**Given entries**
++++++++

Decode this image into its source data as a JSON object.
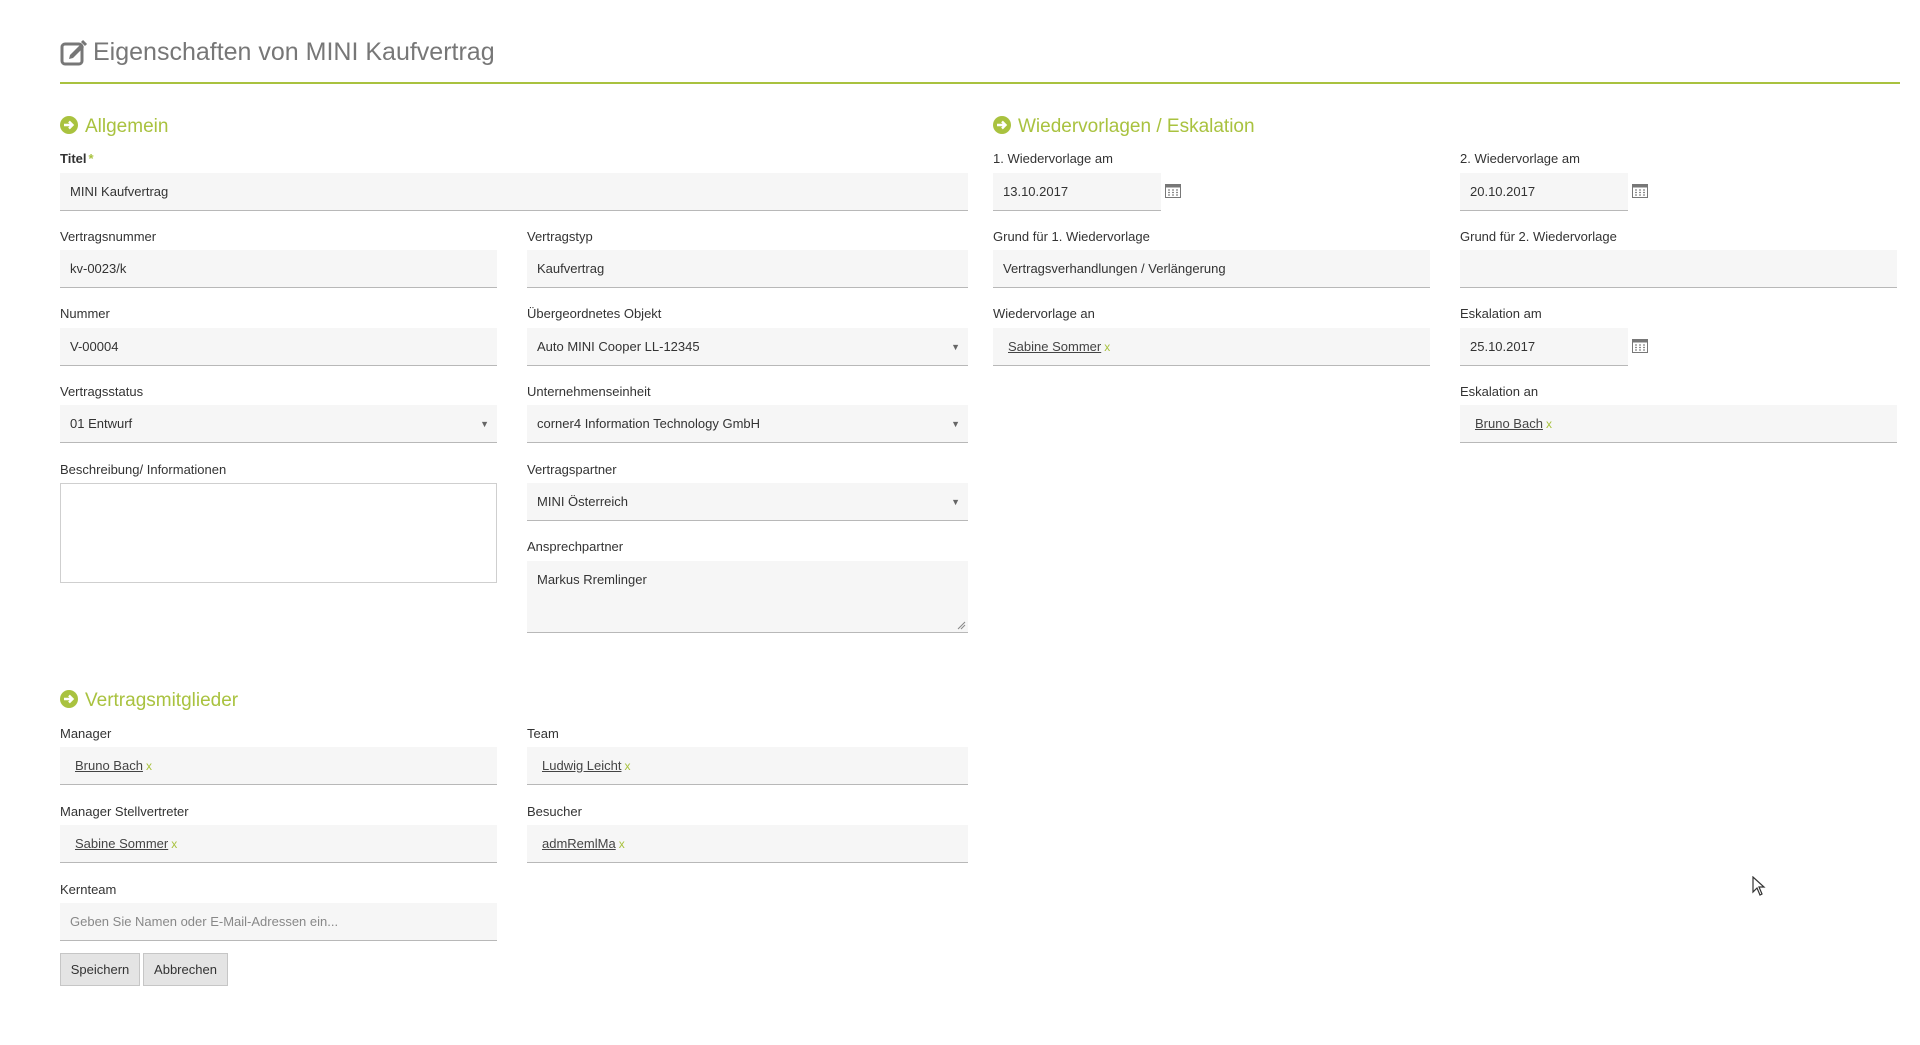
{
  "page": {
    "title": "Eigenschaften von MINI Kaufvertrag"
  },
  "general": {
    "heading": "Allgemein",
    "titel_label": "Titel",
    "titel_required": "*",
    "titel_value": "MINI Kaufvertrag",
    "vertragsnummer_label": "Vertragsnummer",
    "vertragsnummer_value": "kv-0023/k",
    "vertragstyp_label": "Vertragstyp",
    "vertragstyp_value": "Kaufvertrag",
    "nummer_label": "Nummer",
    "nummer_value": "V-00004",
    "uebergeordnet_label": "Übergeordnetes Objekt",
    "uebergeordnet_value": "Auto MINI Cooper LL-12345",
    "vertragsstatus_label": "Vertragsstatus",
    "vertragsstatus_value": "01 Entwurf",
    "unternehmenseinheit_label": "Unternehmenseinheit",
    "unternehmenseinheit_value": "corner4 Information Technology GmbH",
    "beschreibung_label": "Beschreibung/ Informationen",
    "beschreibung_value": "",
    "vertragspartner_label": "Vertragspartner",
    "vertragspartner_value": "MINI Österreich",
    "ansprechpartner_label": "Ansprechpartner",
    "ansprechpartner_value": "Markus Rremlinger"
  },
  "followup": {
    "heading": "Wiedervorlagen / Eskalation",
    "wv1_label": "1. Wiedervorlage am",
    "wv1_value": "13.10.2017",
    "wv2_label": "2. Wiedervorlage am",
    "wv2_value": "20.10.2017",
    "grund1_label": "Grund für 1. Wiedervorlage",
    "grund1_value": "Vertragsverhandlungen / Verlängerung",
    "grund2_label": "Grund für 2. Wiedervorlage",
    "grund2_value": "",
    "wv_an_label": "Wiedervorlage an",
    "wv_an_person": "Sabine Sommer",
    "eskalation_am_label": "Eskalation am",
    "eskalation_am_value": "25.10.2017",
    "eskalation_an_label": "Eskalation an",
    "eskalation_an_person": "Bruno Bach",
    "remove_glyph": "x"
  },
  "members": {
    "heading": "Vertragsmitglieder",
    "manager_label": "Manager",
    "manager_person": "Bruno Bach",
    "team_label": "Team",
    "team_person": "Ludwig Leicht",
    "stellvertreter_label": "Manager Stellvertreter",
    "stellvertreter_person": "Sabine Sommer",
    "besucher_label": "Besucher",
    "besucher_person": "admRemlMa",
    "kernteam_label": "Kernteam",
    "kernteam_placeholder": "Geben Sie Namen oder E-Mail-Adressen ein...",
    "remove_glyph": "x"
  },
  "actions": {
    "save": "Speichern",
    "cancel": "Abbrechen"
  },
  "icons": {
    "caret": "▼"
  },
  "colors": {
    "accent": "#a9c23f"
  }
}
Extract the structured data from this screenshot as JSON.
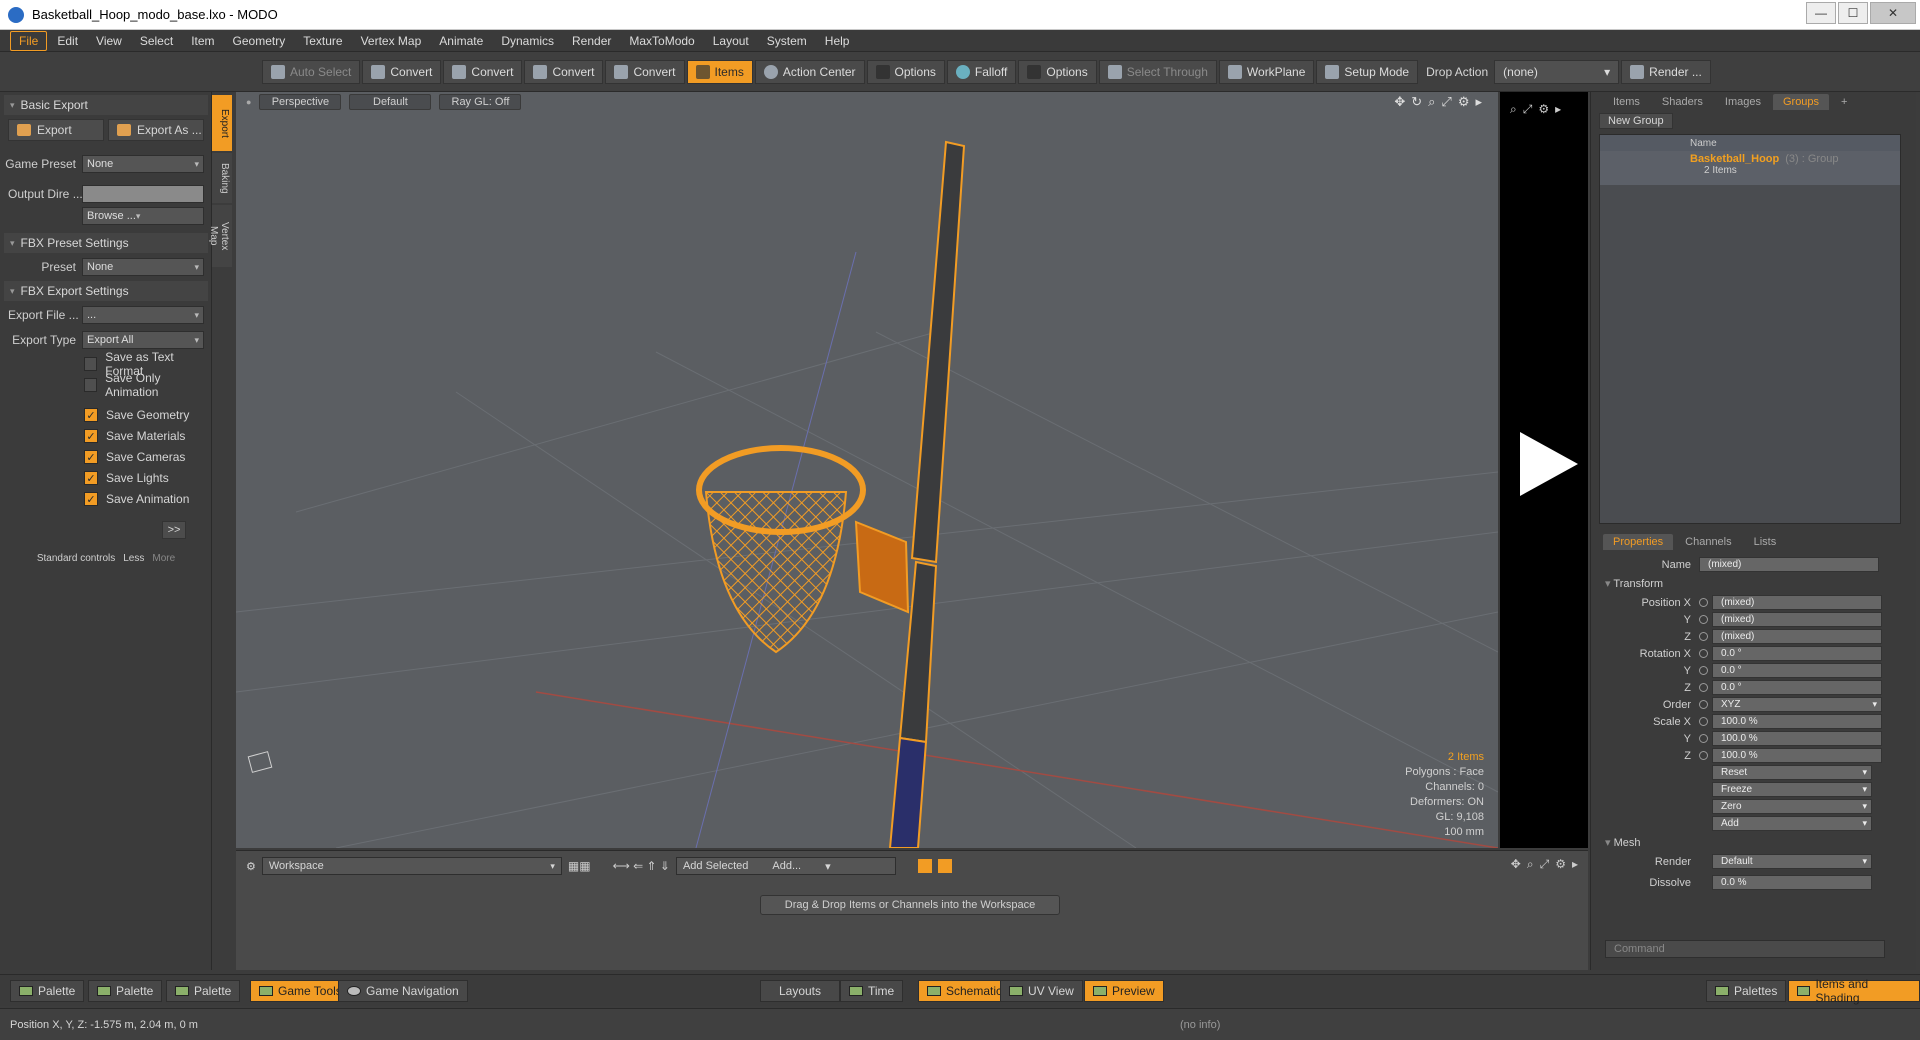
{
  "window": {
    "title": "Basketball_Hoop_modo_base.lxo - MODO"
  },
  "menu": [
    "File",
    "Edit",
    "View",
    "Select",
    "Item",
    "Geometry",
    "Texture",
    "Vertex Map",
    "Animate",
    "Dynamics",
    "Render",
    "MaxToModo",
    "Layout",
    "System",
    "Help"
  ],
  "toolbar": {
    "auto_select": "Auto Select",
    "convert": "Convert",
    "items": "Items",
    "action_center": "Action Center",
    "options": "Options",
    "falloff": "Falloff",
    "select_through": "Select Through",
    "workplane": "WorkPlane",
    "setup_mode": "Setup Mode",
    "drop_action": "Drop Action",
    "drop_value": "(none)",
    "render": "Render ..."
  },
  "left": {
    "basic_export": "Basic Export",
    "export": "Export",
    "export_as": "Export As ...",
    "game_preset_label": "Game Preset",
    "game_preset_value": "None",
    "output_dir_label": "Output Dire ...",
    "browse": "Browse ...",
    "fbx_preset_settings": "FBX Preset Settings",
    "preset_label": "Preset",
    "preset_value": "None",
    "fbx_export_settings": "FBX Export Settings",
    "export_file_label": "Export File ...",
    "export_file_value": "...",
    "export_type_label": "Export Type",
    "export_type_value": "Export All",
    "checks": [
      {
        "label": "Save as Text Format",
        "on": false
      },
      {
        "label": "Save Only Animation",
        "on": false
      },
      {
        "label": "Save Geometry",
        "on": true
      },
      {
        "label": "Save Materials",
        "on": true
      },
      {
        "label": "Save Cameras",
        "on": true
      },
      {
        "label": "Save Lights",
        "on": true
      },
      {
        "label": "Save Animation",
        "on": true
      }
    ],
    "more_btn": ">>",
    "std_controls": "Standard controls",
    "less": "Less",
    "more": "More",
    "vtabs": [
      "Export",
      "Baking",
      "Vertex Map"
    ]
  },
  "viewport": {
    "view": "Perspective",
    "shading": "Default",
    "raygl": "Ray GL: Off",
    "stats": {
      "items": "2 Items",
      "polygons": "Polygons : Face",
      "channels": "Channels: 0",
      "deformers": "Deformers: ON",
      "gl": "GL: 9,108",
      "unit": "100 mm"
    }
  },
  "right": {
    "tabs": [
      "Items",
      "Shaders",
      "Images",
      "Groups"
    ],
    "new_group": "New Group",
    "col_name": "Name",
    "group_name": "Basketball_Hoop",
    "group_meta": "(3) : Group",
    "group_sub": "2 Items",
    "prop_tabs": [
      "Properties",
      "Channels",
      "Lists"
    ],
    "name_label": "Name",
    "name_value": "(mixed)",
    "transform": "Transform",
    "position_x": "Position X",
    "rotation_x": "Rotation X",
    "scale_x": "Scale X",
    "y": "Y",
    "z": "Z",
    "order": "Order",
    "mixed": "(mixed)",
    "zero_deg": "0.0 °",
    "order_value": "XYZ",
    "hundred": "100.0 %",
    "reset": "Reset",
    "freeze": "Freeze",
    "zero": "Zero",
    "add": "Add",
    "mesh": "Mesh",
    "render_label": "Render",
    "render_value": "Default",
    "dissolve_label": "Dissolve",
    "dissolve_value": "0.0 %",
    "command": "Command"
  },
  "workspace": {
    "workspace": "Workspace",
    "add_selected": "Add Selected",
    "add": "Add...",
    "drag_msg": "Drag & Drop Items or Channels into the Workspace"
  },
  "bottom": {
    "palette": "Palette",
    "game_tools": "Game Tools",
    "game_navigation": "Game Navigation",
    "layouts": "Layouts",
    "time": "Time",
    "schematic": "Schematic",
    "uv_view": "UV View",
    "preview": "Preview",
    "palettes": "Palettes",
    "items_shading": "Items and Shading"
  },
  "status": {
    "position": "Position X, Y, Z:   -1.575 m, 2.04 m, 0 m",
    "info": "(no info)"
  },
  "colors": {
    "accent": "#f29c24"
  }
}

++++++++

**What the exercise asks**
Copy the listing exactly. Any image in it stays out of the copy.

**Written reply**
Decode this image into its source data as a JSON object.
{
  "page": {
    "title": "Eigenschaften von MINI Kaufvertrag"
  },
  "general": {
    "heading": "Allgemein",
    "titel_label": "Titel",
    "titel_required": "*",
    "titel_value": "MINI Kaufvertrag",
    "vertragsnummer_label": "Vertragsnummer",
    "vertragsnummer_value": "kv-0023/k",
    "vertragstyp_label": "Vertragstyp",
    "vertragstyp_value": "Kaufvertrag",
    "nummer_label": "Nummer",
    "nummer_value": "V-00004",
    "uebergeordnet_label": "Übergeordnetes Objekt",
    "uebergeordnet_value": "Auto MINI Cooper LL-12345",
    "vertragsstatus_label": "Vertragsstatus",
    "vertragsstatus_value": "01 Entwurf",
    "unternehmenseinheit_label": "Unternehmenseinheit",
    "unternehmenseinheit_value": "corner4 Information Technology GmbH",
    "beschreibung_label": "Beschreibung/ Informationen",
    "beschreibung_value": "",
    "vertragspartner_label": "Vertragspartner",
    "vertragspartner_value": "MINI Österreich",
    "ansprechpartner_label": "Ansprechpartner",
    "ansprechpartner_value": "Markus Rremlinger"
  },
  "followup": {
    "heading": "Wiedervorlagen / Eskalation",
    "wv1_label": "1. Wiedervorlage am",
    "wv1_value": "13.10.2017",
    "wv2_label": "2. Wiedervorlage am",
    "wv2_value": "20.10.2017",
    "grund1_label": "Grund für 1. Wiedervorlage",
    "grund1_value": "Vertragsverhandlungen / Verlängerung",
    "grund2_label": "Grund für 2. Wiedervorlage",
    "grund2_value": "",
    "wv_an_label": "Wiedervorlage an",
    "wv_an_person": "Sabine Sommer",
    "eskalation_am_label": "Eskalation am",
    "eskalation_am_value": "25.10.2017",
    "eskalation_an_label": "Eskalation an",
    "eskalation_an_person": "Bruno Bach",
    "remove_glyph": "x"
  },
  "members": {
    "heading": "Vertragsmitglieder",
    "manager_label": "Manager",
    "manager_person": "Bruno Bach",
    "team_label": "Team",
    "team_person": "Ludwig Leicht",
    "stellvertreter_label": "Manager Stellvertreter",
    "stellvertreter_person": "Sabine Sommer",
    "besucher_label": "Besucher",
    "besucher_person": "admRemlMa",
    "kernteam_label": "Kernteam",
    "kernteam_placeholder": "Geben Sie Namen oder E-Mail-Adressen ein...",
    "remove_glyph": "x"
  },
  "actions": {
    "save": "Speichern",
    "cancel": "Abbrechen"
  },
  "icons": {
    "caret": "▼"
  },
  "colors": {
    "accent": "#a9c23f"
  }
}
Extract the structured data from this screenshot as JSON.
{
  "window": {
    "title": "Basketball_Hoop_modo_base.lxo - MODO"
  },
  "menu": [
    "File",
    "Edit",
    "View",
    "Select",
    "Item",
    "Geometry",
    "Texture",
    "Vertex Map",
    "Animate",
    "Dynamics",
    "Render",
    "MaxToModo",
    "Layout",
    "System",
    "Help"
  ],
  "toolbar": {
    "auto_select": "Auto Select",
    "convert": "Convert",
    "items": "Items",
    "action_center": "Action Center",
    "options": "Options",
    "falloff": "Falloff",
    "select_through": "Select Through",
    "workplane": "WorkPlane",
    "setup_mode": "Setup Mode",
    "drop_action": "Drop Action",
    "drop_value": "(none)",
    "render": "Render ..."
  },
  "left": {
    "basic_export": "Basic Export",
    "export": "Export",
    "export_as": "Export As ...",
    "game_preset_label": "Game Preset",
    "game_preset_value": "None",
    "output_dir_label": "Output Dire ...",
    "browse": "Browse ...",
    "fbx_preset_settings": "FBX Preset Settings",
    "preset_label": "Preset",
    "preset_value": "None",
    "fbx_export_settings": "FBX Export Settings",
    "export_file_label": "Export File ...",
    "export_file_value": "...",
    "export_type_label": "Export Type",
    "export_type_value": "Export All",
    "checks": [
      {
        "label": "Save as Text Format",
        "on": false
      },
      {
        "label": "Save Only Animation",
        "on": false
      },
      {
        "label": "Save Geometry",
        "on": true
      },
      {
        "label": "Save Materials",
        "on": true
      },
      {
        "label": "Save Cameras",
        "on": true
      },
      {
        "label": "Save Lights",
        "on": true
      },
      {
        "label": "Save Animation",
        "on": true
      }
    ],
    "more_btn": ">>",
    "std_controls": "Standard controls",
    "less": "Less",
    "more": "More",
    "vtabs": [
      "Export",
      "Baking",
      "Vertex Map"
    ]
  },
  "viewport": {
    "view": "Perspective",
    "shading": "Default",
    "raygl": "Ray GL: Off",
    "stats": {
      "items": "2 Items",
      "polygons": "Polygons : Face",
      "channels": "Channels: 0",
      "deformers": "Deformers: ON",
      "gl": "GL: 9,108",
      "unit": "100 mm"
    }
  },
  "right": {
    "tabs": [
      "Items",
      "Shaders",
      "Images",
      "Groups"
    ],
    "new_group": "New Group",
    "col_name": "Name",
    "group_name": "Basketball_Hoop",
    "group_meta": "(3) : Group",
    "group_sub": "2 Items",
    "prop_tabs": [
      "Properties",
      "Channels",
      "Lists"
    ],
    "name_label": "Name",
    "name_value": "(mixed)",
    "transform": "Transform",
    "position_x": "Position X",
    "rotation_x": "Rotation X",
    "scale_x": "Scale X",
    "y": "Y",
    "z": "Z",
    "order": "Order",
    "mixed": "(mixed)",
    "zero_deg": "0.0 °",
    "order_value": "XYZ",
    "hundred": "100.0 %",
    "reset": "Reset",
    "freeze": "Freeze",
    "zero": "Zero",
    "add": "Add",
    "mesh": "Mesh",
    "render_label": "Render",
    "render_value": "Default",
    "dissolve_label": "Dissolve",
    "dissolve_value": "0.0 %",
    "command": "Command"
  },
  "workspace": {
    "workspace": "Workspace",
    "add_selected": "Add Selected",
    "add": "Add...",
    "drag_msg": "Drag & Drop Items or Channels into the Workspace"
  },
  "bottom": {
    "palette": "Palette",
    "game_tools": "Game Tools",
    "game_navigation": "Game Navigation",
    "layouts": "Layouts",
    "time": "Time",
    "schematic": "Schematic",
    "uv_view": "UV View",
    "preview": "Preview",
    "palettes": "Palettes",
    "items_shading": "Items and Shading"
  },
  "status": {
    "position": "Position X, Y, Z:   -1.575 m, 2.04 m, 0 m",
    "info": "(no info)"
  },
  "colors": {
    "accent": "#f29c24"
  }
}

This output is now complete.